-- start SUPPLIED ENTRIES --
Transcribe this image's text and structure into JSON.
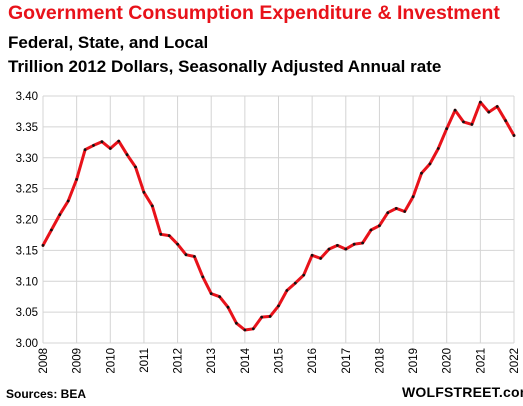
{
  "chart_data": {
    "type": "line",
    "title": "Government Consumption  Expenditure & Investment",
    "subtitle_lines": [
      "Federal, State, and Local",
      "Trillion 2012 Dollars, Seasonally Adjusted Annual rate"
    ],
    "xlabel": "",
    "ylabel": "",
    "ylim": [
      3.0,
      3.4
    ],
    "y_ticks": [
      "3.00",
      "3.05",
      "3.10",
      "3.15",
      "3.20",
      "3.25",
      "3.30",
      "3.35",
      "3.40"
    ],
    "x_ticks": [
      "2008",
      "2009",
      "2010",
      "2011",
      "2012",
      "2013",
      "2014",
      "2015",
      "2016",
      "2017",
      "2018",
      "2019",
      "2020",
      "2021",
      "2022"
    ],
    "grid": true,
    "series": [
      {
        "color": "#e8121a",
        "marker_color": "#111111",
        "values": [
          3.158,
          3.183,
          3.208,
          3.23,
          3.265,
          3.313,
          3.32,
          3.326,
          3.315,
          3.327,
          3.305,
          3.285,
          3.244,
          3.222,
          3.176,
          3.174,
          3.16,
          3.143,
          3.14,
          3.107,
          3.08,
          3.075,
          3.058,
          3.032,
          3.021,
          3.023,
          3.042,
          3.043,
          3.06,
          3.085,
          3.097,
          3.11,
          3.142,
          3.137,
          3.152,
          3.158,
          3.152,
          3.16,
          3.162,
          3.183,
          3.19,
          3.211,
          3.218,
          3.213,
          3.237,
          3.275,
          3.29,
          3.315,
          3.347,
          3.377,
          3.358,
          3.354,
          3.39,
          3.374,
          3.383,
          3.36,
          3.336
        ]
      }
    ]
  },
  "footer": {
    "source": "Sources: BEA",
    "watermark": "WOLFSTREET.com"
  }
}
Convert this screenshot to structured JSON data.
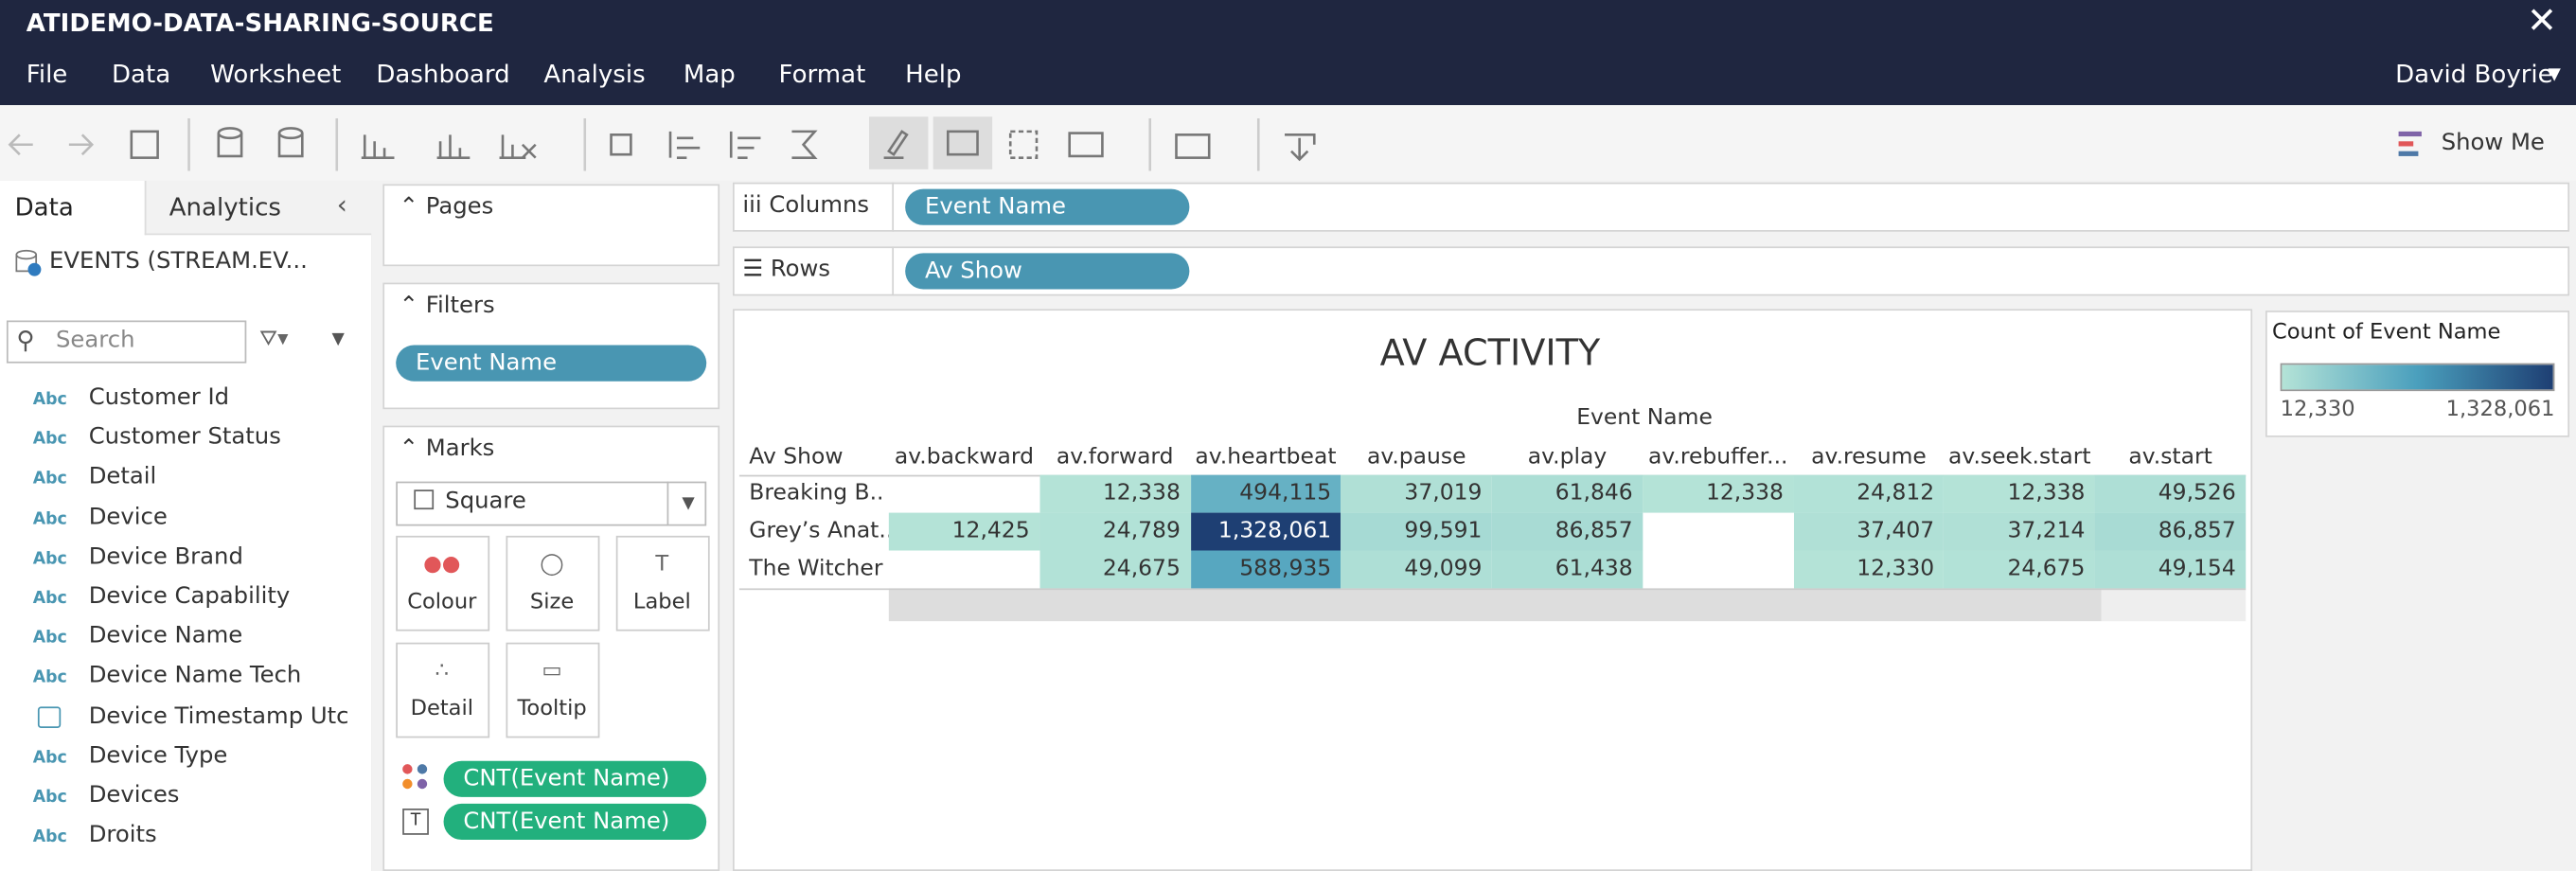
{
  "window": {
    "title": "ATIDEMO-DATA-SHARING-SOURCE",
    "user": "David Boyrie"
  },
  "menu": [
    "File",
    "Data",
    "Worksheet",
    "Dashboard",
    "Analysis",
    "Map",
    "Format",
    "Help"
  ],
  "toolbar": {
    "show_me": "Show Me"
  },
  "data_pane": {
    "tabs": [
      "Data",
      "Analytics"
    ],
    "source": "EVENTS (STREAM.EV...",
    "search_placeholder": "Search",
    "fields": [
      {
        "type": "Abc",
        "name": "Customer Id"
      },
      {
        "type": "Abc",
        "name": "Customer Status"
      },
      {
        "type": "Abc",
        "name": "Detail"
      },
      {
        "type": "Abc",
        "name": "Device"
      },
      {
        "type": "Abc",
        "name": "Device Brand"
      },
      {
        "type": "Abc",
        "name": "Device Capability"
      },
      {
        "type": "Abc",
        "name": "Device Name"
      },
      {
        "type": "Abc",
        "name": "Device Name Tech"
      },
      {
        "type": "date",
        "name": "Device Timestamp Utc"
      },
      {
        "type": "Abc",
        "name": "Device Type"
      },
      {
        "type": "Abc",
        "name": "Devices"
      },
      {
        "type": "Abc",
        "name": "Droits"
      }
    ]
  },
  "pages": {
    "title": "Pages"
  },
  "filters": {
    "title": "Filters",
    "items": [
      "Event Name"
    ]
  },
  "marks": {
    "title": "Marks",
    "type": "Square",
    "buttons": [
      "Colour",
      "Size",
      "Label",
      "Detail",
      "Tooltip"
    ],
    "pills": [
      "CNT(Event Name)",
      "CNT(Event Name)"
    ]
  },
  "shelves": {
    "columns": {
      "label": "Columns",
      "pill": "Event Name"
    },
    "rows": {
      "label": "Rows",
      "pill": "Av Show"
    }
  },
  "view": {
    "title": "AV ACTIVITY",
    "column_header": "Event Name",
    "row_header": "Av Show",
    "columns": [
      "av.backward",
      "av.forward",
      "av.heartbeat",
      "av.pause",
      "av.play",
      "av.rebuffer...",
      "av.resume",
      "av.seek.start",
      "av.start"
    ],
    "rows": [
      {
        "label": "Breaking B..",
        "cells": [
          null,
          "12,338",
          "494,115",
          "37,019",
          "61,846",
          "12,338",
          "24,812",
          "12,338",
          "49,526"
        ]
      },
      {
        "label": "Grey’s Anat..",
        "cells": [
          "12,425",
          "24,789",
          "1,328,061",
          "99,591",
          "86,857",
          null,
          "37,407",
          "37,214",
          "86,857"
        ]
      },
      {
        "label": "The Witcher",
        "cells": [
          null,
          "24,675",
          "588,935",
          "49,099",
          "61,438",
          null,
          "12,330",
          "24,675",
          "49,154"
        ]
      }
    ]
  },
  "legend": {
    "title": "Count of Event Name",
    "min": "12,330",
    "max": "1,328,061"
  }
}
-- end SUPPLIED ENTRIES --
**WHAT TO PRODUCE**
Return the entries unchanged, save for the pictures, which do not belong in the copy.

**TASK RESPONSE**
Transcribe this image's text and structure into JSON.
{
  "chart_data": {
    "type": "line",
    "title": "Government Consumption  Expenditure & Investment",
    "subtitle_lines": [
      "Federal, State, and Local",
      "Trillion 2012 Dollars, Seasonally Adjusted Annual rate"
    ],
    "xlabel": "",
    "ylabel": "",
    "ylim": [
      3.0,
      3.4
    ],
    "y_ticks": [
      "3.00",
      "3.05",
      "3.10",
      "3.15",
      "3.20",
      "3.25",
      "3.30",
      "3.35",
      "3.40"
    ],
    "x_ticks": [
      "2008",
      "2009",
      "2010",
      "2011",
      "2012",
      "2013",
      "2014",
      "2015",
      "2016",
      "2017",
      "2018",
      "2019",
      "2020",
      "2021",
      "2022"
    ],
    "grid": true,
    "series": [
      {
        "color": "#e8121a",
        "marker_color": "#111111",
        "values": [
          3.158,
          3.183,
          3.208,
          3.23,
          3.265,
          3.313,
          3.32,
          3.326,
          3.315,
          3.327,
          3.305,
          3.285,
          3.244,
          3.222,
          3.176,
          3.174,
          3.16,
          3.143,
          3.14,
          3.107,
          3.08,
          3.075,
          3.058,
          3.032,
          3.021,
          3.023,
          3.042,
          3.043,
          3.06,
          3.085,
          3.097,
          3.11,
          3.142,
          3.137,
          3.152,
          3.158,
          3.152,
          3.16,
          3.162,
          3.183,
          3.19,
          3.211,
          3.218,
          3.213,
          3.237,
          3.275,
          3.29,
          3.315,
          3.347,
          3.377,
          3.358,
          3.354,
          3.39,
          3.374,
          3.383,
          3.36,
          3.336
        ]
      }
    ]
  },
  "footer": {
    "source": "Sources: BEA",
    "watermark": "WOLFSTREET.com"
  }
}
Convert this screenshot to structured JSON data.
{
  "window": {
    "title": "ATIDEMO-DATA-SHARING-SOURCE",
    "user": "David Boyrie"
  },
  "menu": [
    "File",
    "Data",
    "Worksheet",
    "Dashboard",
    "Analysis",
    "Map",
    "Format",
    "Help"
  ],
  "toolbar": {
    "show_me": "Show Me"
  },
  "data_pane": {
    "tabs": [
      "Data",
      "Analytics"
    ],
    "source": "EVENTS (STREAM.EV...",
    "search_placeholder": "Search",
    "fields": [
      {
        "type": "Abc",
        "name": "Customer Id"
      },
      {
        "type": "Abc",
        "name": "Customer Status"
      },
      {
        "type": "Abc",
        "name": "Detail"
      },
      {
        "type": "Abc",
        "name": "Device"
      },
      {
        "type": "Abc",
        "name": "Device Brand"
      },
      {
        "type": "Abc",
        "name": "Device Capability"
      },
      {
        "type": "Abc",
        "name": "Device Name"
      },
      {
        "type": "Abc",
        "name": "Device Name Tech"
      },
      {
        "type": "date",
        "name": "Device Timestamp Utc"
      },
      {
        "type": "Abc",
        "name": "Device Type"
      },
      {
        "type": "Abc",
        "name": "Devices"
      },
      {
        "type": "Abc",
        "name": "Droits"
      }
    ]
  },
  "pages": {
    "title": "Pages"
  },
  "filters": {
    "title": "Filters",
    "items": [
      "Event Name"
    ]
  },
  "marks": {
    "title": "Marks",
    "type": "Square",
    "buttons": [
      "Colour",
      "Size",
      "Label",
      "Detail",
      "Tooltip"
    ],
    "pills": [
      "CNT(Event Name)",
      "CNT(Event Name)"
    ]
  },
  "shelves": {
    "columns": {
      "label": "Columns",
      "pill": "Event Name"
    },
    "rows": {
      "label": "Rows",
      "pill": "Av Show"
    }
  },
  "view": {
    "title": "AV ACTIVITY",
    "column_header": "Event Name",
    "row_header": "Av Show",
    "columns": [
      "av.backward",
      "av.forward",
      "av.heartbeat",
      "av.pause",
      "av.play",
      "av.rebuffer...",
      "av.resume",
      "av.seek.start",
      "av.start"
    ],
    "rows": [
      {
        "label": "Breaking B..",
        "cells": [
          null,
          "12,338",
          "494,115",
          "37,019",
          "61,846",
          "12,338",
          "24,812",
          "12,338",
          "49,526"
        ]
      },
      {
        "label": "Grey’s Anat..",
        "cells": [
          "12,425",
          "24,789",
          "1,328,061",
          "99,591",
          "86,857",
          null,
          "37,407",
          "37,214",
          "86,857"
        ]
      },
      {
        "label": "The Witcher",
        "cells": [
          null,
          "24,675",
          "588,935",
          "49,099",
          "61,438",
          null,
          "12,330",
          "24,675",
          "49,154"
        ]
      }
    ]
  },
  "legend": {
    "title": "Count of Event Name",
    "min": "12,330",
    "max": "1,328,061"
  }
}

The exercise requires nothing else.